▶ **Records provided**:
--- START ---
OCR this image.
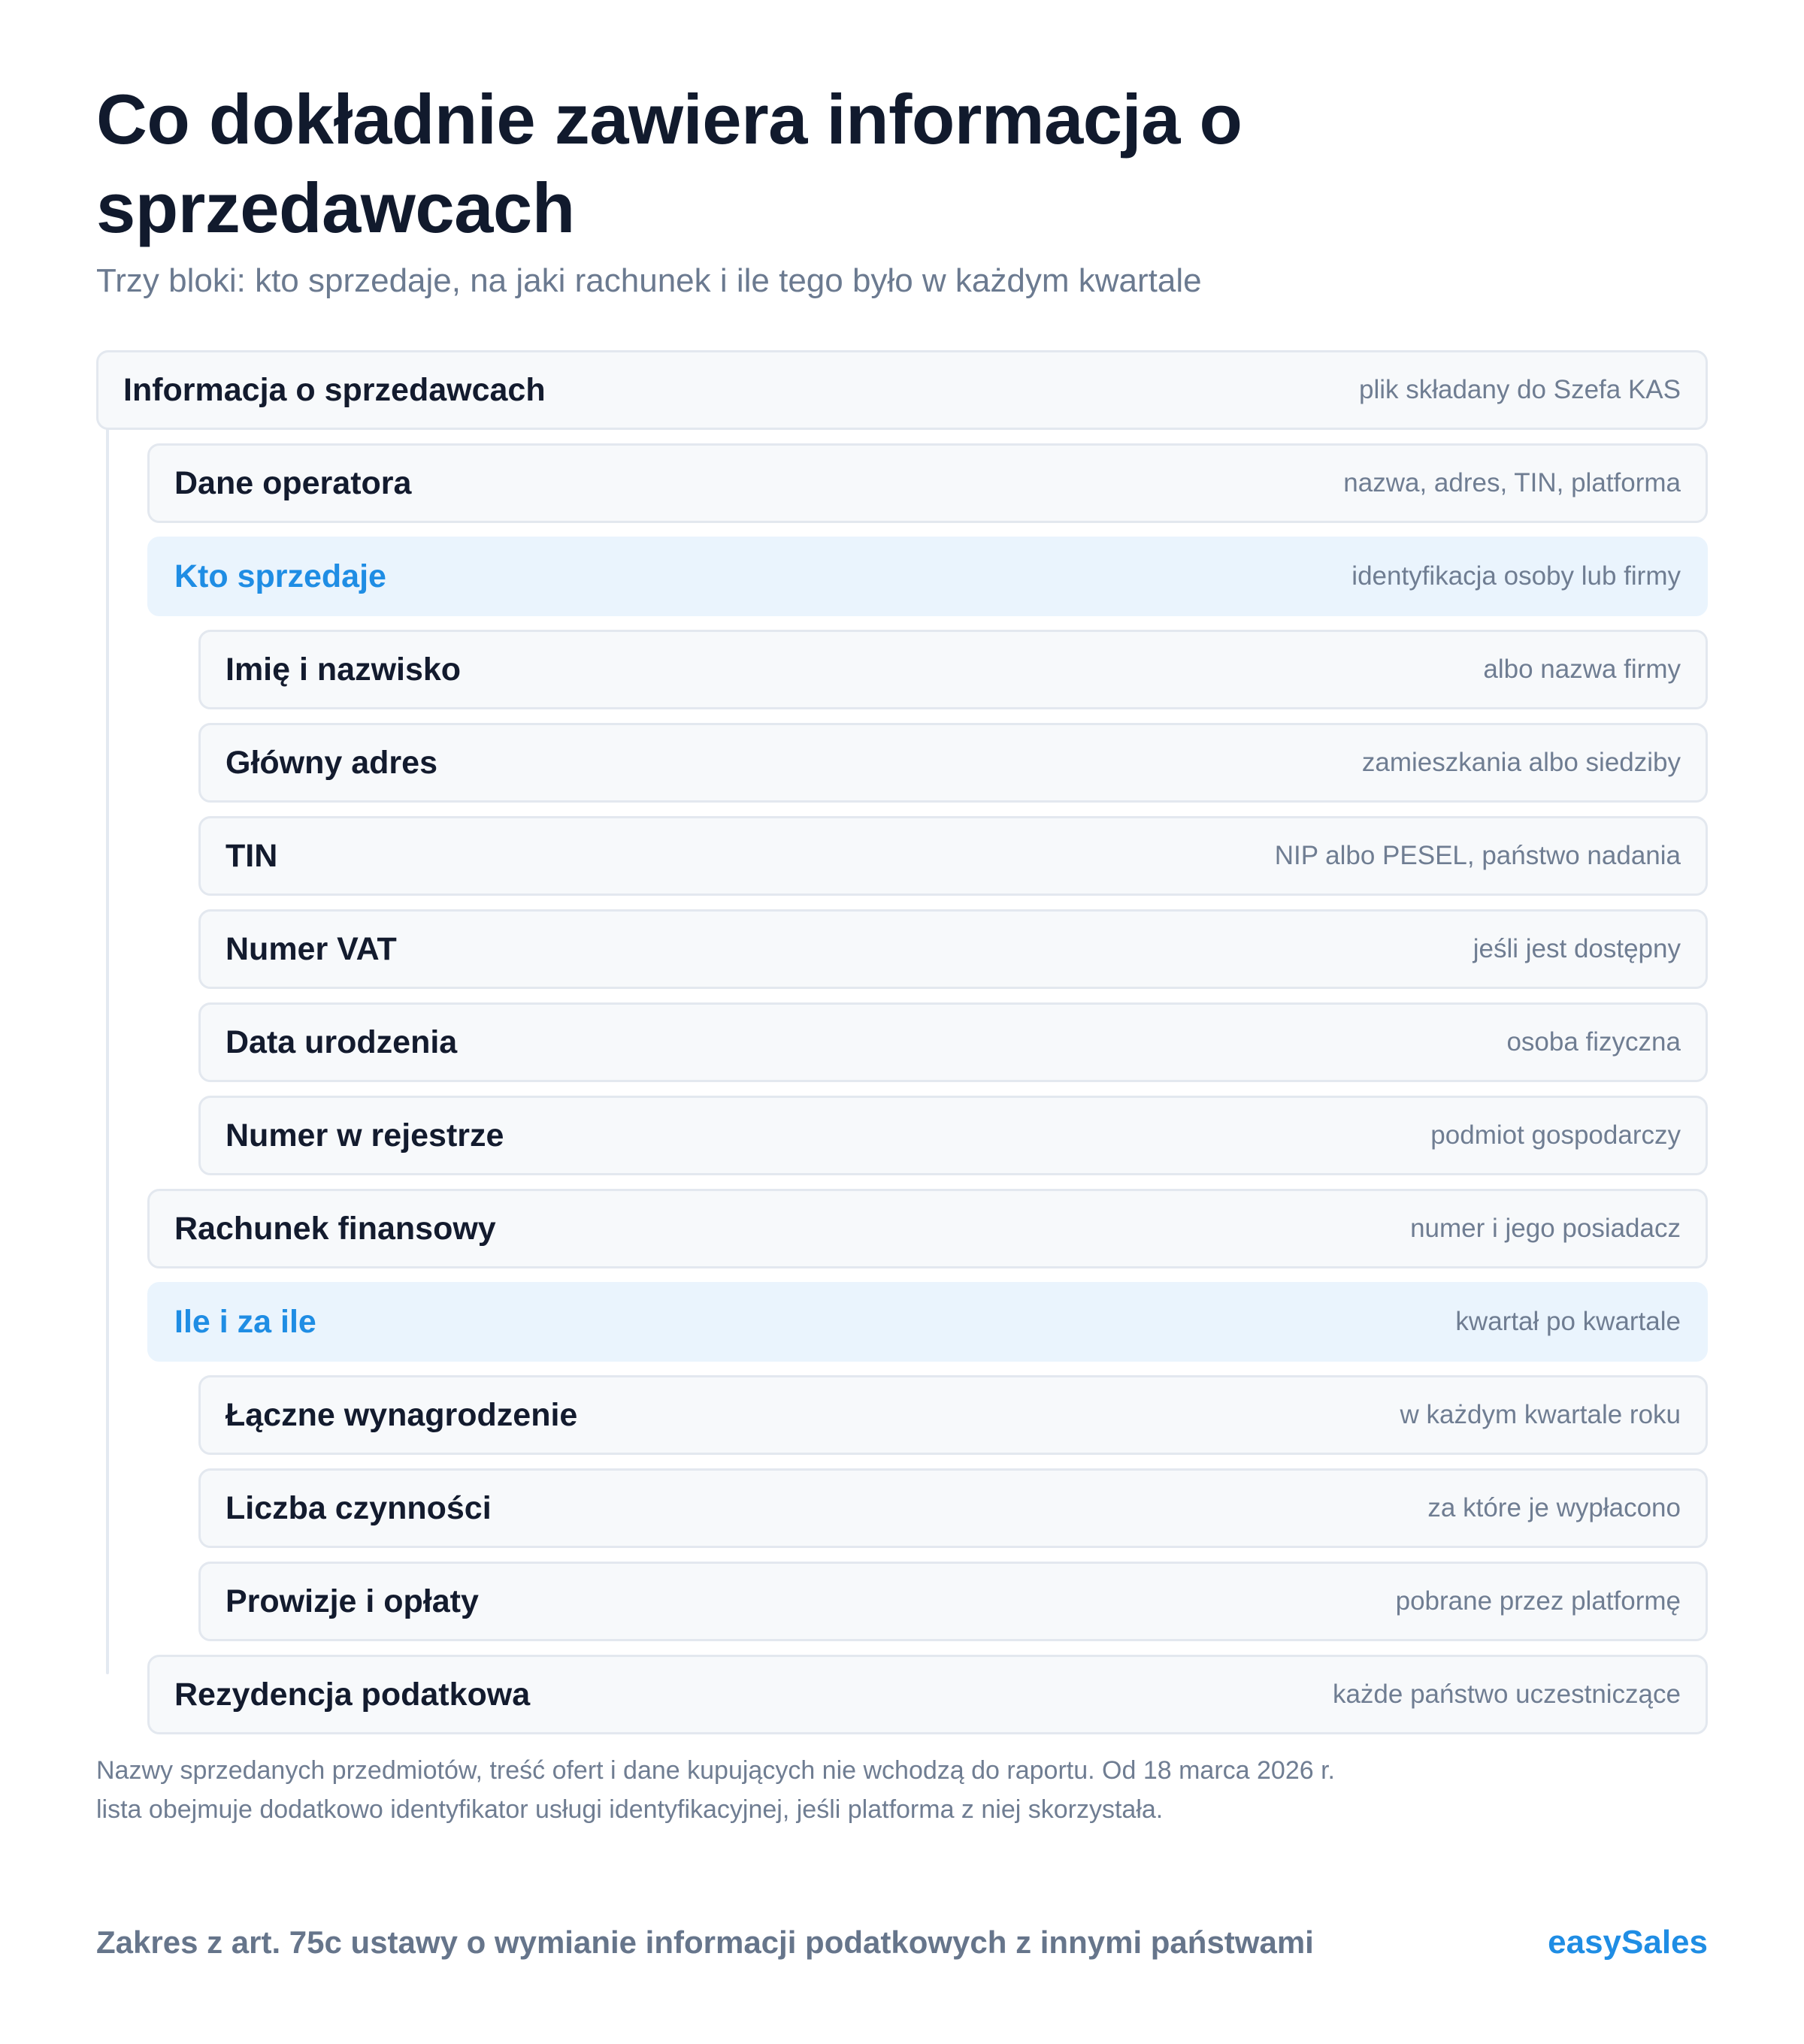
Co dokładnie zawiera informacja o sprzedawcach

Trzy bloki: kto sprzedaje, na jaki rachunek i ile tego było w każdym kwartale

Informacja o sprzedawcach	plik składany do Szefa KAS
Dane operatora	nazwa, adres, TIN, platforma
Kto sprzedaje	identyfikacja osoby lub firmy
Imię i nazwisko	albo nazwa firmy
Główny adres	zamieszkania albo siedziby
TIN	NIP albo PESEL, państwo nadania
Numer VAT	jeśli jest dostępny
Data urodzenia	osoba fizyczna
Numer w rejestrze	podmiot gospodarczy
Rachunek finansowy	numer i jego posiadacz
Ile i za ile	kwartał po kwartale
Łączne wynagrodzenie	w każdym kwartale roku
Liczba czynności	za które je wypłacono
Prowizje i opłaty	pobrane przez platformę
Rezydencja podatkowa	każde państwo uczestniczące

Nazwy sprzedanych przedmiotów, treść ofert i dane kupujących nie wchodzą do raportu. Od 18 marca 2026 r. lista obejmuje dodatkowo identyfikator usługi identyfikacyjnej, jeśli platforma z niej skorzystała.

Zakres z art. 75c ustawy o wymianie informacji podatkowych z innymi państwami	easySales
--- END ---
--- START ---
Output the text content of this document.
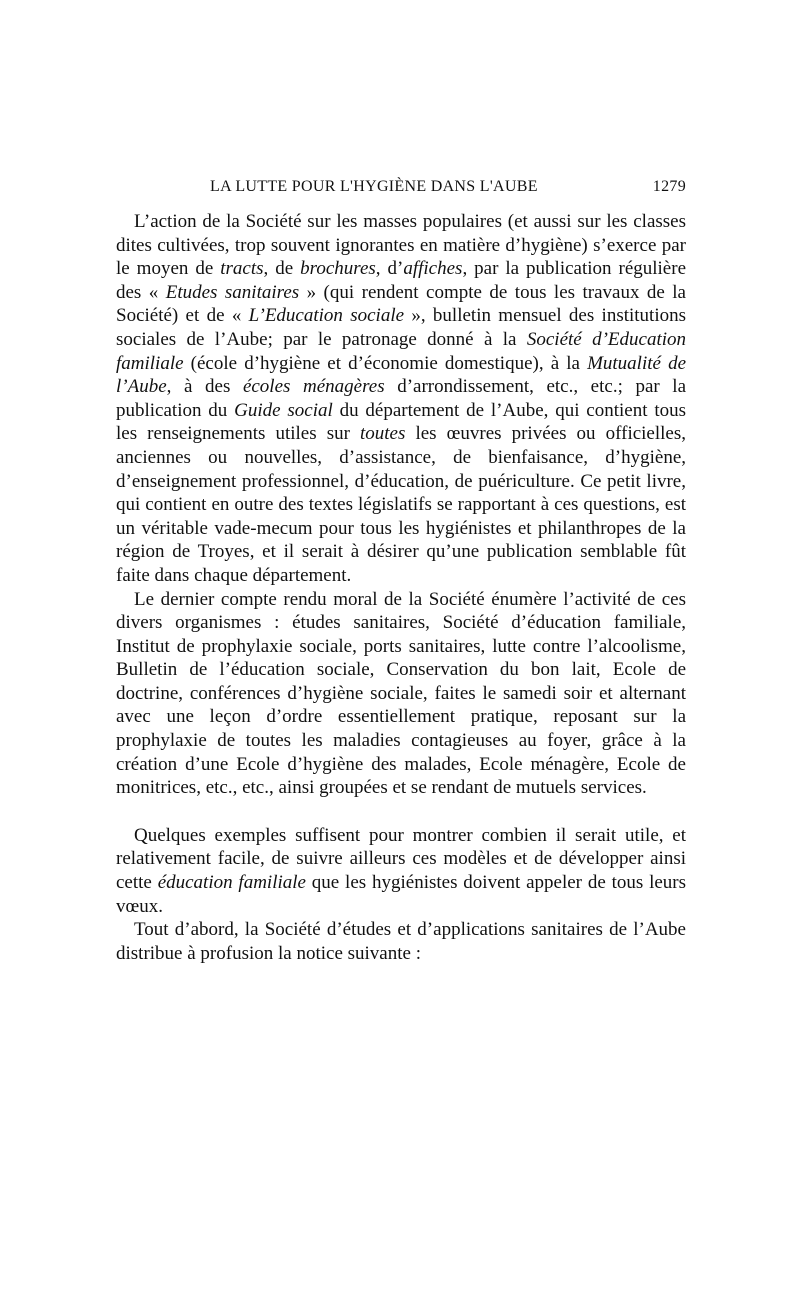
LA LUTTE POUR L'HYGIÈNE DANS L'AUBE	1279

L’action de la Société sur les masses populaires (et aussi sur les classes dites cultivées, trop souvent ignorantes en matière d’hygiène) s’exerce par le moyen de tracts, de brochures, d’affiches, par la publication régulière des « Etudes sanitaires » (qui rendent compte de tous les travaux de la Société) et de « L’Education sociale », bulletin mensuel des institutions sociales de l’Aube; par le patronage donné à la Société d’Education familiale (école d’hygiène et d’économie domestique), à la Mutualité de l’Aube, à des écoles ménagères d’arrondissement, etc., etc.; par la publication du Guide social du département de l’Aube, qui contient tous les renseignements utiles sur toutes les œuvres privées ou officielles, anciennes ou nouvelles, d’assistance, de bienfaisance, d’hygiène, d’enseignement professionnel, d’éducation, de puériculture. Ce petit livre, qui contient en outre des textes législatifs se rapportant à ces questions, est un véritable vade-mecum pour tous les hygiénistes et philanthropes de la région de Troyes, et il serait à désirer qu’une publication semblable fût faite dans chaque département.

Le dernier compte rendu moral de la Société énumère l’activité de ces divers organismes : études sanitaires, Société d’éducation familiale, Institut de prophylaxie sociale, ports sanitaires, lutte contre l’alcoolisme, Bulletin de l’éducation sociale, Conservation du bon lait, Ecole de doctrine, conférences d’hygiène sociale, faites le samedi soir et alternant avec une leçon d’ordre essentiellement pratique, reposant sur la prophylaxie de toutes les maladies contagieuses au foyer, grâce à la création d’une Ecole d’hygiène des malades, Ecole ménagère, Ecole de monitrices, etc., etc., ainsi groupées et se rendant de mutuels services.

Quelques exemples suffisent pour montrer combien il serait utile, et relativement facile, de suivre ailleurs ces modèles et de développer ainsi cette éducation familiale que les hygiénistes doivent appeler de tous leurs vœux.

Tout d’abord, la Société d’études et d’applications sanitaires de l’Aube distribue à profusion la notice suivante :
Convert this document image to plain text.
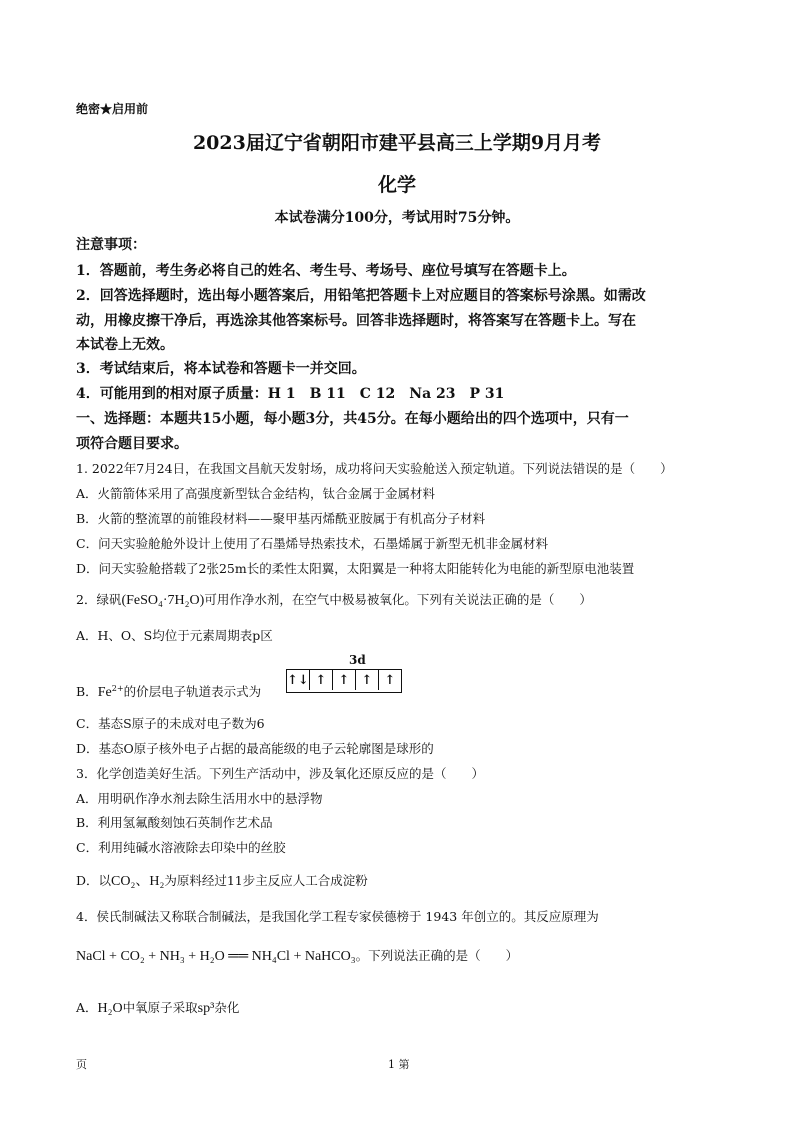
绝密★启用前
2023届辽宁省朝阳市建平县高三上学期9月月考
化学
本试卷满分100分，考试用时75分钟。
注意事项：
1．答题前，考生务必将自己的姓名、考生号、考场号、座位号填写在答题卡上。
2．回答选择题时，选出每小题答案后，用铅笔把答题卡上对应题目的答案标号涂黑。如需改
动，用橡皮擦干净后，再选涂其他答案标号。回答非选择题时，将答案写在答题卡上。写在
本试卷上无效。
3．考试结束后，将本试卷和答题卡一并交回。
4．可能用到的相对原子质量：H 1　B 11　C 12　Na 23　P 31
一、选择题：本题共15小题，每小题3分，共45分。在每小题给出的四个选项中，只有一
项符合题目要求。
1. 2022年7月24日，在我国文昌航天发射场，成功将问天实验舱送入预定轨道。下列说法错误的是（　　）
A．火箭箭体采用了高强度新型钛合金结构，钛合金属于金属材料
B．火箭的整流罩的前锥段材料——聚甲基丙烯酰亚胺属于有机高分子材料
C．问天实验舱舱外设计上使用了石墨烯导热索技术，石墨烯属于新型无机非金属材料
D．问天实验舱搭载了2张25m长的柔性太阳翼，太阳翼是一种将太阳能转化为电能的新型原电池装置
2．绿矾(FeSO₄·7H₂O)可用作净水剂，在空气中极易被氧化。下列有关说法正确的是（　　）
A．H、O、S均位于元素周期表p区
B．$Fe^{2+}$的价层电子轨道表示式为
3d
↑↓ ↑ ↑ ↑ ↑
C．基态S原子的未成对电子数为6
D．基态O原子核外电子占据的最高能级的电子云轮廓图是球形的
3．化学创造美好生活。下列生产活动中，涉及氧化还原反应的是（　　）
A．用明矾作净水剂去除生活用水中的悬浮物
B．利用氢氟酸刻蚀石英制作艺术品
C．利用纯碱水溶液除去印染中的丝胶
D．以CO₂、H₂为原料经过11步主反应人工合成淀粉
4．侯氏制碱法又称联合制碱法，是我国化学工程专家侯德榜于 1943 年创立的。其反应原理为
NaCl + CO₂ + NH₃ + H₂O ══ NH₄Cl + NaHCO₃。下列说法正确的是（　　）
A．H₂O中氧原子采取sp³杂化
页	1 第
--- END ---
▶ **Task goal**:
Which lines contain the word "państwo"? Copy each one.

▶ **Exercise solution**:
TIN	NIP albo PESEL, państwo nadania
Rezydencja podatkowa	każde państwo uczestniczące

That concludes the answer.